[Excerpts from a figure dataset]
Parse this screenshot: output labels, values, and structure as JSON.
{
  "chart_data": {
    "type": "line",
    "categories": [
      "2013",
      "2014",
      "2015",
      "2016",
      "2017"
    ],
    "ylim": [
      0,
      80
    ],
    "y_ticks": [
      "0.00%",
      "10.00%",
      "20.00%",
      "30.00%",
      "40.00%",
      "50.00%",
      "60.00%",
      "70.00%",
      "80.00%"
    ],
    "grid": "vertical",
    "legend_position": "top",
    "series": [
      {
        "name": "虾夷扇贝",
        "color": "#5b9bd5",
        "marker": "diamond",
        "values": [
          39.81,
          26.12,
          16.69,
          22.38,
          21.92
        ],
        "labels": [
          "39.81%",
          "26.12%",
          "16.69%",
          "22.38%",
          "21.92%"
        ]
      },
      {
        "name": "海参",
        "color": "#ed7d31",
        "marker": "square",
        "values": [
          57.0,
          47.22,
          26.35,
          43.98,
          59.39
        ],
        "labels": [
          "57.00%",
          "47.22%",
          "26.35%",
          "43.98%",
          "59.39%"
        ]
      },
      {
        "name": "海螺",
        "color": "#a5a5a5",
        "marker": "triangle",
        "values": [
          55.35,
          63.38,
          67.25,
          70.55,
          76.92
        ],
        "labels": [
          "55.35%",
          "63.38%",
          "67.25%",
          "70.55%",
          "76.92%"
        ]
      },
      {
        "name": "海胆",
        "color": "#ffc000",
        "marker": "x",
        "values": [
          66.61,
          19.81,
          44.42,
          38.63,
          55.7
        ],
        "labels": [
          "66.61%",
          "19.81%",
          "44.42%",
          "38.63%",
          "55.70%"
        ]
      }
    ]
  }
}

GOAL OF THE EXERCISE - Every entry should be output exactly as written, please.

RESPONSE -
Parse this screenshot: output labels, values, and structure as JSON.
{
  "chart_data": {
    "type": "line",
    "categories": [
      "2013",
      "2014",
      "2015",
      "2016",
      "2017"
    ],
    "ylim": [
      0,
      80
    ],
    "y_ticks": [
      "0.00%",
      "10.00%",
      "20.00%",
      "30.00%",
      "40.00%",
      "50.00%",
      "60.00%",
      "70.00%",
      "80.00%"
    ],
    "grid": "vertical",
    "legend_position": "top",
    "series": [
      {
        "name": "虾夷扇贝",
        "color": "#5b9bd5",
        "marker": "diamond",
        "values": [
          39.81,
          26.12,
          16.69,
          22.38,
          21.92
        ],
        "labels": [
          "39.81%",
          "26.12%",
          "16.69%",
          "22.38%",
          "21.92%"
        ]
      },
      {
        "name": "海参",
        "color": "#ed7d31",
        "marker": "square",
        "values": [
          57.0,
          47.22,
          26.35,
          43.98,
          59.39
        ],
        "labels": [
          "57.00%",
          "47.22%",
          "26.35%",
          "43.98%",
          "59.39%"
        ]
      },
      {
        "name": "海螺",
        "color": "#a5a5a5",
        "marker": "triangle",
        "values": [
          55.35,
          63.38,
          67.25,
          70.55,
          76.92
        ],
        "labels": [
          "55.35%",
          "63.38%",
          "67.25%",
          "70.55%",
          "76.92%"
        ]
      },
      {
        "name": "海胆",
        "color": "#ffc000",
        "marker": "x",
        "values": [
          66.61,
          19.81,
          44.42,
          38.63,
          55.7
        ],
        "labels": [
          "66.61%",
          "19.81%",
          "44.42%",
          "38.63%",
          "55.70%"
        ]
      }
    ]
  }
}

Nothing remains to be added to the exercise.